**Material provided**.
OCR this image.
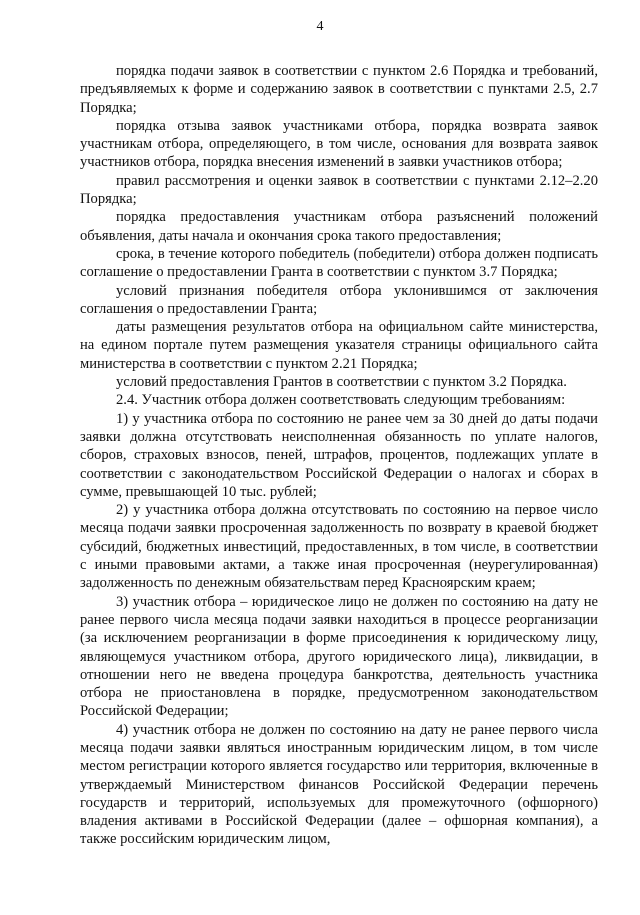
4

порядка подачи заявок в соответствии с пунктом 2.6 Порядка и требований, предъявляемых к форме и содержанию заявок в соответствии с пунктами 2.5, 2.7 Порядка;

порядка отзыва заявок участниками отбора, порядка возврата заявок участникам отбора, определяющего, в том числе, основания для возврата заявок участников отбора, порядка внесения изменений в заявки участников отбора;

правил рассмотрения и оценки заявок в соответствии с пунктами 2.12–2.20 Порядка;

порядка предоставления участникам отбора разъяснений положений объявления, даты начала и окончания срока такого предоставления;

срока, в течение которого победитель (победители) отбора должен подписать соглашение о предоставлении Гранта в соответствии с пунктом 3.7 Порядка;

условий признания победителя отбора уклонившимся от заключения соглашения о предоставлении Гранта;

даты размещения результатов отбора на официальном сайте министерства, на едином портале путем размещения указателя страницы официального сайта министерства в соответствии с пунктом 2.21 Порядка;

условий предоставления Грантов в соответствии с пунктом 3.2 Порядка.

2.4. Участник отбора должен соответствовать следующим требованиям:

1) у участника отбора по состоянию не ранее чем за 30 дней до даты подачи заявки должна отсутствовать неисполненная обязанность по уплате налогов, сборов, страховых взносов, пеней, штрафов, процентов, подлежащих уплате в соответствии с законодательством Российской Федерации о налогах и сборах в сумме, превышающей 10 тыс. рублей;

2) у участника отбора должна отсутствовать по состоянию на первое число месяца подачи заявки просроченная задолженность по возврату в краевой бюджет субсидий, бюджетных инвестиций, предоставленных, в том числе, в соответствии с иными правовыми актами, а также иная просроченная (неурегулированная) задолженность по денежным обязательствам перед Красноярским краем;

3) участник отбора – юридическое лицо не должен по состоянию на дату не ранее первого числа месяца подачи заявки находиться в процессе реорганизации (за исключением реорганизации в форме присоединения к юридическому лицу, являющемуся участником отбора, другого юридического лица), ликвидации, в отношении него не введена процедура банкротства, деятельность участника отбора не приостановлена в порядке, предусмотренном законодательством Российской Федерации;

4) участник отбора не должен по состоянию на дату не ранее первого числа месяца подачи заявки являться иностранным юридическим лицом, в том числе местом регистрации которого является государство или территория, включенные в утверждаемый Министерством финансов Российской Федерации перечень государств и территорий, используемых для промежуточного (офшорного) владения активами в Российской Федерации (далее – офшорная компания), а также российским юридическим лицом,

**Objective**. Return the lines of the records that include the string "срока".

**Output for this exercise**.
порядка предоставления участникам отбора разъяснений положений объявления, даты начала и окончания срока такого предоставления;
срока, в течение которого победитель (победители) отбора должен подписать соглашение о предоставлении Гранта в соответствии с пунктом 3.7 Порядка;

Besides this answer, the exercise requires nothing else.